• [REQUIREMENT]: Look over the lines below. Report each one that includes the string "akcyjna".

————————

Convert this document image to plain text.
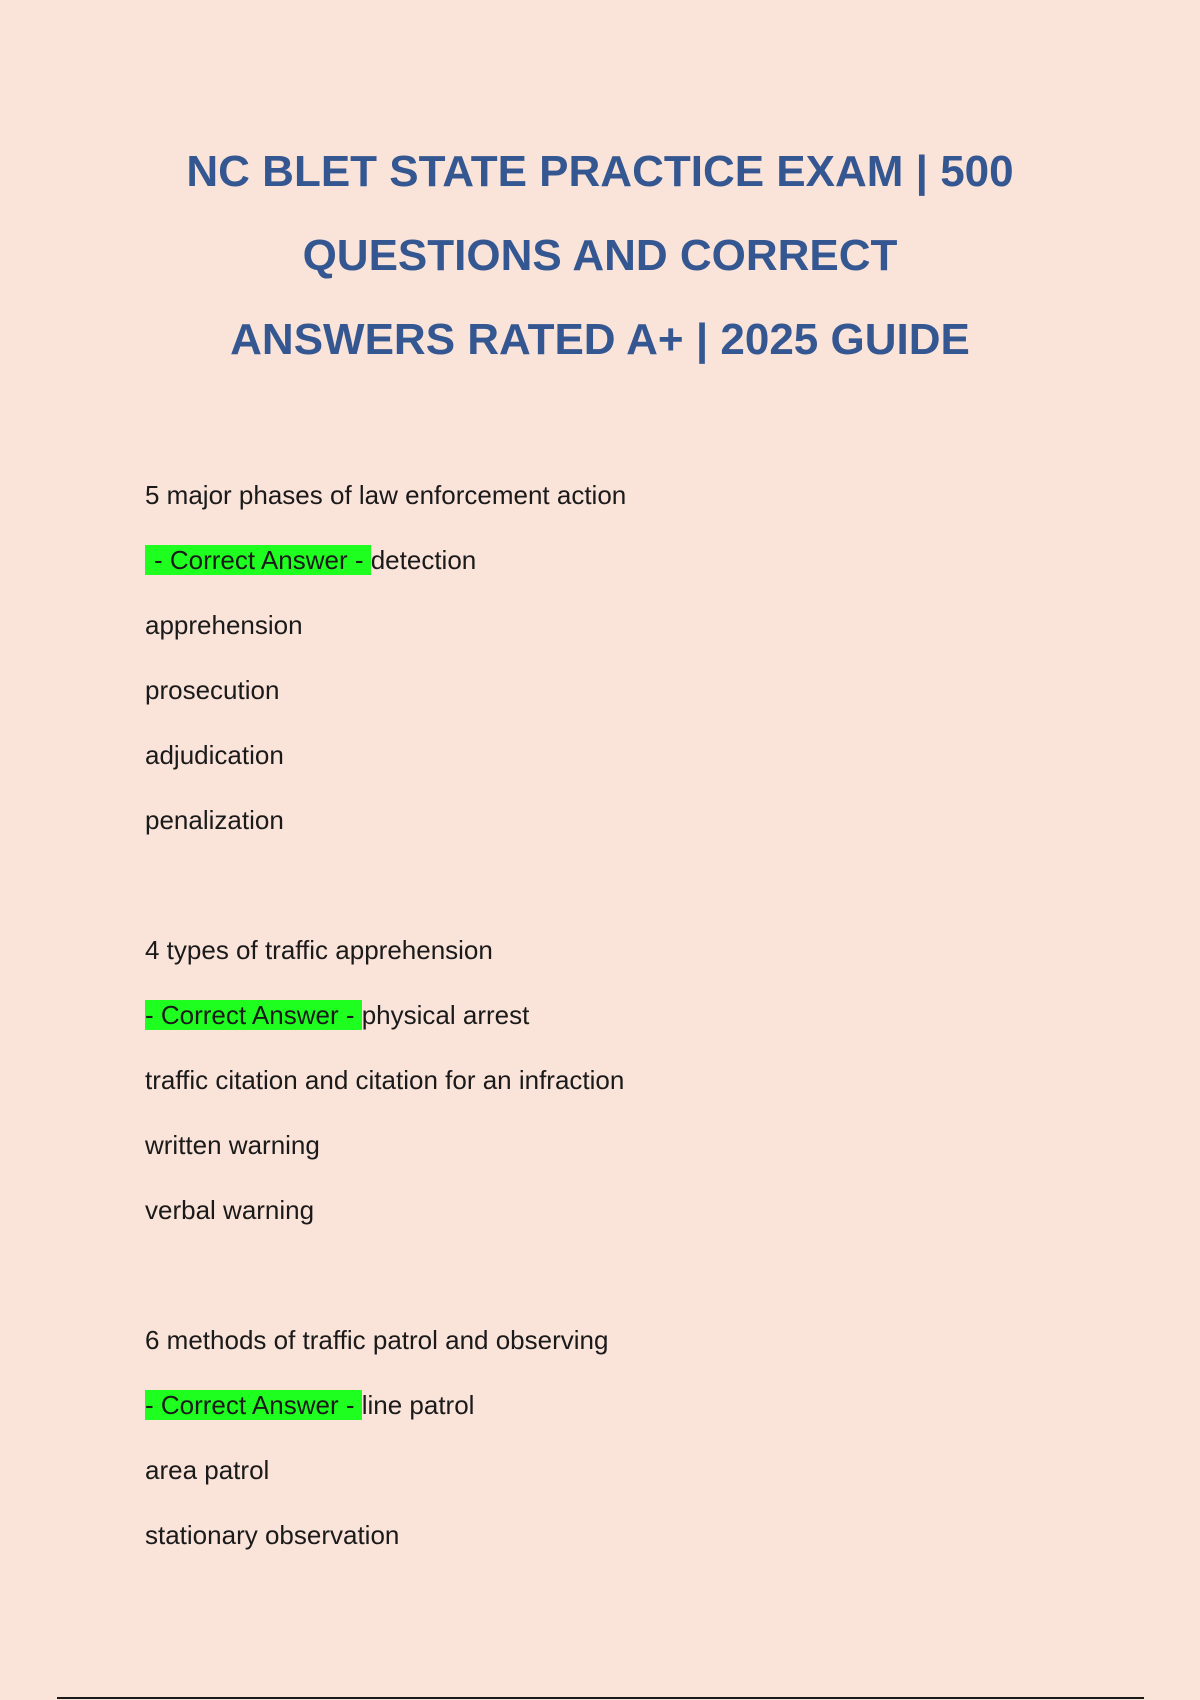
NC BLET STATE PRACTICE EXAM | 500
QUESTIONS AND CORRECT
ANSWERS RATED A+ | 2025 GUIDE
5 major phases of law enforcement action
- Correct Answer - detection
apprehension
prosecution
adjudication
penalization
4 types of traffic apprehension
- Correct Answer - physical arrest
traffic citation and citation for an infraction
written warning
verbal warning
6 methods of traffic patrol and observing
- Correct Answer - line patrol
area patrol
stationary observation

————————

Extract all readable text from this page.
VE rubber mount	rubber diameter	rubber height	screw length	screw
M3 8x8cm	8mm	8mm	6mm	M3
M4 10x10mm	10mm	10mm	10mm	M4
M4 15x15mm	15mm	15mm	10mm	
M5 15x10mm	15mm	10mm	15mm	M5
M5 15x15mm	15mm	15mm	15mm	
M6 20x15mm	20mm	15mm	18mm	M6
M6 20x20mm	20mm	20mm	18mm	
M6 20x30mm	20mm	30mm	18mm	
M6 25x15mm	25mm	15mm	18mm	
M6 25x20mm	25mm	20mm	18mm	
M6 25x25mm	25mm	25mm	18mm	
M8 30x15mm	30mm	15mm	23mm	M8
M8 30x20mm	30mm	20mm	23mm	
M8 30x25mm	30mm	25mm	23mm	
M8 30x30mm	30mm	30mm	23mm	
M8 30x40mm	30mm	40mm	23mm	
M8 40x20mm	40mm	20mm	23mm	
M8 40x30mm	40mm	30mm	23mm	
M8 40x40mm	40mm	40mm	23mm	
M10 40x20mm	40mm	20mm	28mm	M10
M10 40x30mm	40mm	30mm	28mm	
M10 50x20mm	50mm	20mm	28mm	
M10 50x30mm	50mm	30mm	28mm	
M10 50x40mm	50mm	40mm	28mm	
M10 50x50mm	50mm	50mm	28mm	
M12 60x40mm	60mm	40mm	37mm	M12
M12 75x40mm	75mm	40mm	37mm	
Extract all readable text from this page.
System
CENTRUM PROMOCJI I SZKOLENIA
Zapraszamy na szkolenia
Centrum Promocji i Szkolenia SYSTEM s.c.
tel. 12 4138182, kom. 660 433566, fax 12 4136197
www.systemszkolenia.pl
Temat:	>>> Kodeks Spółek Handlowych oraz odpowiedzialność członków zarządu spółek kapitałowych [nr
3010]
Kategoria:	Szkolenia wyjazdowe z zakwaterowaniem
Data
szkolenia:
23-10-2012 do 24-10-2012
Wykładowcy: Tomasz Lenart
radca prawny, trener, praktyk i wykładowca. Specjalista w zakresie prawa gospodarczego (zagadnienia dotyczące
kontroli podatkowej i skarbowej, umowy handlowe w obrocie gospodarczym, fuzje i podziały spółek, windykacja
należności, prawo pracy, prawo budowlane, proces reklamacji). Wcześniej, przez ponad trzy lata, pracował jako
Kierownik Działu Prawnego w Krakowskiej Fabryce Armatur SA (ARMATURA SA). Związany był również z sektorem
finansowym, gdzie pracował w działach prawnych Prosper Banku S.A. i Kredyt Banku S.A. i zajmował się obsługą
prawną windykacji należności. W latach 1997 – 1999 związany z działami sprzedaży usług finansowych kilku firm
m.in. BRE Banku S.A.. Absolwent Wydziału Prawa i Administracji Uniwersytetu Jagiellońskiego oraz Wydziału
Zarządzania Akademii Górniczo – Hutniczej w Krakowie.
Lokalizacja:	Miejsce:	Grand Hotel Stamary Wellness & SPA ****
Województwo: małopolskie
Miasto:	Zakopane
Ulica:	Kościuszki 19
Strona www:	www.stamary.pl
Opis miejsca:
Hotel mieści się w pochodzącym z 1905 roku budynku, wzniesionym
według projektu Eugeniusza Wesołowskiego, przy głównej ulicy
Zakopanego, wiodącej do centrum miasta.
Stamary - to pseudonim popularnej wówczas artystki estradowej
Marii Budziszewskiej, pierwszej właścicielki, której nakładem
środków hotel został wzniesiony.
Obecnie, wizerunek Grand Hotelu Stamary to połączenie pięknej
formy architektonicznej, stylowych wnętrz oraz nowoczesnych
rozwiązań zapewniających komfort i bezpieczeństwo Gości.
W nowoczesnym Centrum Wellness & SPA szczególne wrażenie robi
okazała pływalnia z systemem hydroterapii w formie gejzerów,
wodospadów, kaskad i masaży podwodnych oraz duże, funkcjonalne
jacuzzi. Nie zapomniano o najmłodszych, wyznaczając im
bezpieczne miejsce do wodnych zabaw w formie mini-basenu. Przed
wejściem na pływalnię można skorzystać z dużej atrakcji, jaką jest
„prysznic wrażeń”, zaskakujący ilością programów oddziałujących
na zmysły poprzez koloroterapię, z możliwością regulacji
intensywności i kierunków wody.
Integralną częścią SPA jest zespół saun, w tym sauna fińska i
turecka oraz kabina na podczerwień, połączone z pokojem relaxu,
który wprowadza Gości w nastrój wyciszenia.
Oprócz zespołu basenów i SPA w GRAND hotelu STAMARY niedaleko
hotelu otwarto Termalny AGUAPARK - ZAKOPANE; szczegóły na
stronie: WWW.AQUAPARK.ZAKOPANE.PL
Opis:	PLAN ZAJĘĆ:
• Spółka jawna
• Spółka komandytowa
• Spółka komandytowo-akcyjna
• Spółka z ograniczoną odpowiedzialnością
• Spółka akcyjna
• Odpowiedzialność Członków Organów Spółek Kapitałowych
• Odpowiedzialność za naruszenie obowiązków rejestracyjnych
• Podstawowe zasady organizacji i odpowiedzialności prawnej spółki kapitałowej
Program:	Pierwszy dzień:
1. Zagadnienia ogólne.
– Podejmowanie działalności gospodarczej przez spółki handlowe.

————————

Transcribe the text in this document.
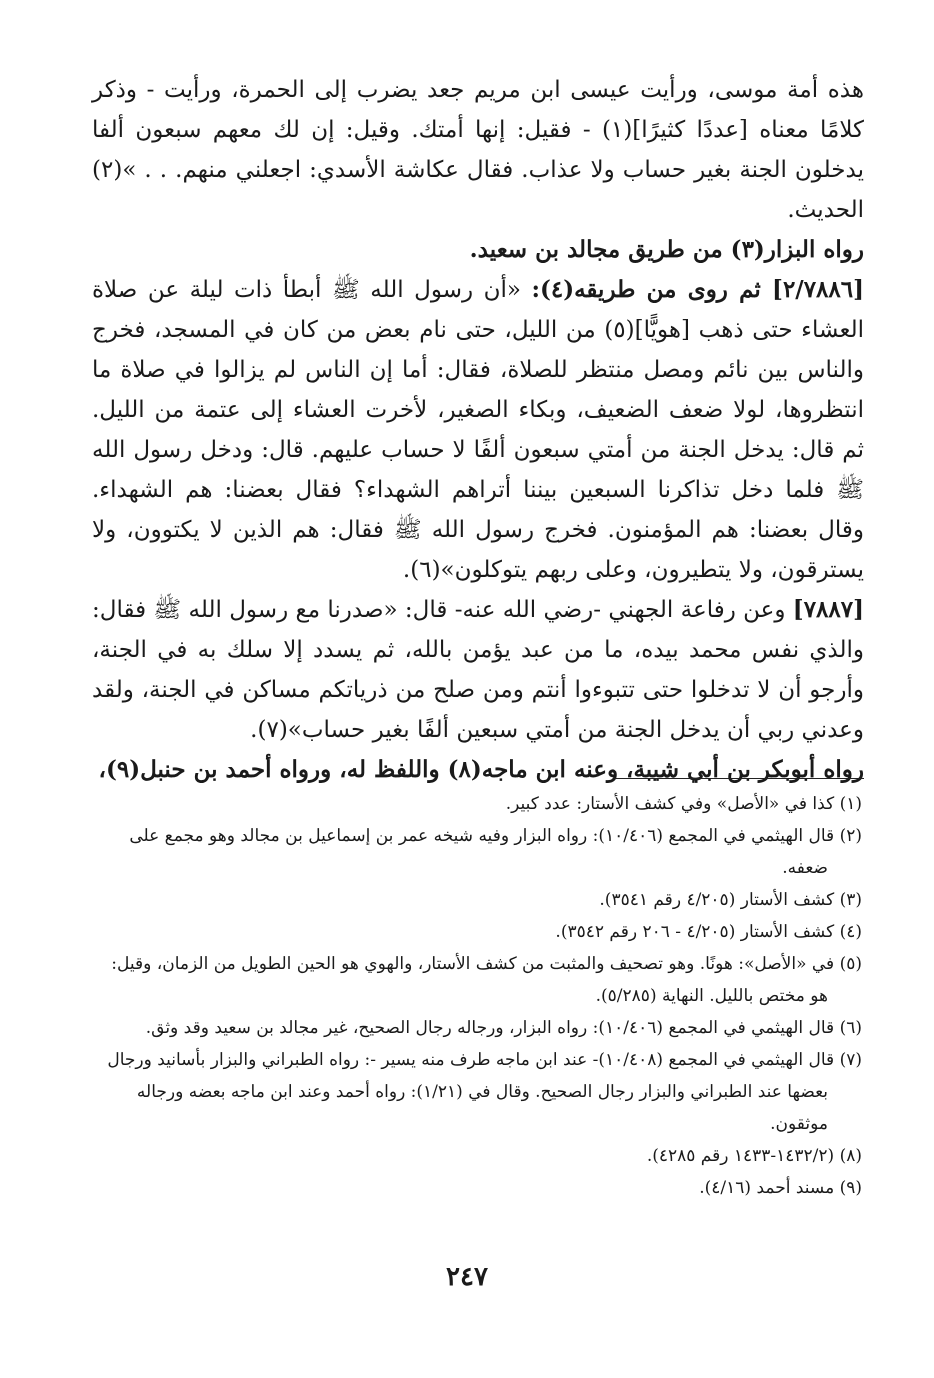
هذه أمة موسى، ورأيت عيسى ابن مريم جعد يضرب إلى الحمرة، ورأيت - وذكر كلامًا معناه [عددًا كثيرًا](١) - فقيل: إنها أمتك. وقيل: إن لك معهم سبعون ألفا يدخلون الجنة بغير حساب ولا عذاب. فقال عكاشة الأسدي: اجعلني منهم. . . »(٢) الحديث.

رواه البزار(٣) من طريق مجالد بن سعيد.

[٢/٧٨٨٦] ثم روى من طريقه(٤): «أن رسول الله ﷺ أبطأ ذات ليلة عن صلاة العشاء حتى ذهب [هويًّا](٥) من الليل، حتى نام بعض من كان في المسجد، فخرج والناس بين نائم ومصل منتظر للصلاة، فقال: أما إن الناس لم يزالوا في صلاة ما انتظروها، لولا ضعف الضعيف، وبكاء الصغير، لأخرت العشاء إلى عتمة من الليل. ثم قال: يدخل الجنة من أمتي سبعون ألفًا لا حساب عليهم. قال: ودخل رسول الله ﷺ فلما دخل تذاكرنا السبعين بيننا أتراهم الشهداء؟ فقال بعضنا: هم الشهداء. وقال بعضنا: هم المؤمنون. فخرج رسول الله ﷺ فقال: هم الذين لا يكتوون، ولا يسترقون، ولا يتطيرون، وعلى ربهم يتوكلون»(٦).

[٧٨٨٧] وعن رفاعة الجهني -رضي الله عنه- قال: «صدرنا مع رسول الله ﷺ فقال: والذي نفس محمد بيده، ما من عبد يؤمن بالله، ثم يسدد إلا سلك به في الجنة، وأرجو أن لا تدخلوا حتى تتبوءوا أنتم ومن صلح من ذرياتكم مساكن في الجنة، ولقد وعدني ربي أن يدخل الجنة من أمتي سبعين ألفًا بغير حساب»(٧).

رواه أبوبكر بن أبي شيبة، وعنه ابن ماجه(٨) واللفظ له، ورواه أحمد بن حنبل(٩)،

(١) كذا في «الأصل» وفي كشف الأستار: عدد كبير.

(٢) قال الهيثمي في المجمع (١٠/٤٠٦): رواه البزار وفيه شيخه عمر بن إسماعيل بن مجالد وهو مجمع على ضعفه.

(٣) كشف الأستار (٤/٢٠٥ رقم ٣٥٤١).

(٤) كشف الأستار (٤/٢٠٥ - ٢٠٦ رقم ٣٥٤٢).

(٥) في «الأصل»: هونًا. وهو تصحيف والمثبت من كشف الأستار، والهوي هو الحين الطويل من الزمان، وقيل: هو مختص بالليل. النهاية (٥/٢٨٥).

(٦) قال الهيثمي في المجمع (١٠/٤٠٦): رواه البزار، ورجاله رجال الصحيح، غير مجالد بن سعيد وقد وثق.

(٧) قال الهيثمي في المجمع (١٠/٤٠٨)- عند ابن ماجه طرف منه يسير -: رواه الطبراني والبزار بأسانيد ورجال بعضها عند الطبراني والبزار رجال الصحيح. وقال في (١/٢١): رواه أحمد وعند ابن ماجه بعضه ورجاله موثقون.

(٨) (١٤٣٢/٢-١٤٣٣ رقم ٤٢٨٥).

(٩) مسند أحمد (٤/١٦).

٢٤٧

————————

• [FULL RESPONSE]:
• Spółka komandytowo-akcyjna
• Spółka akcyjna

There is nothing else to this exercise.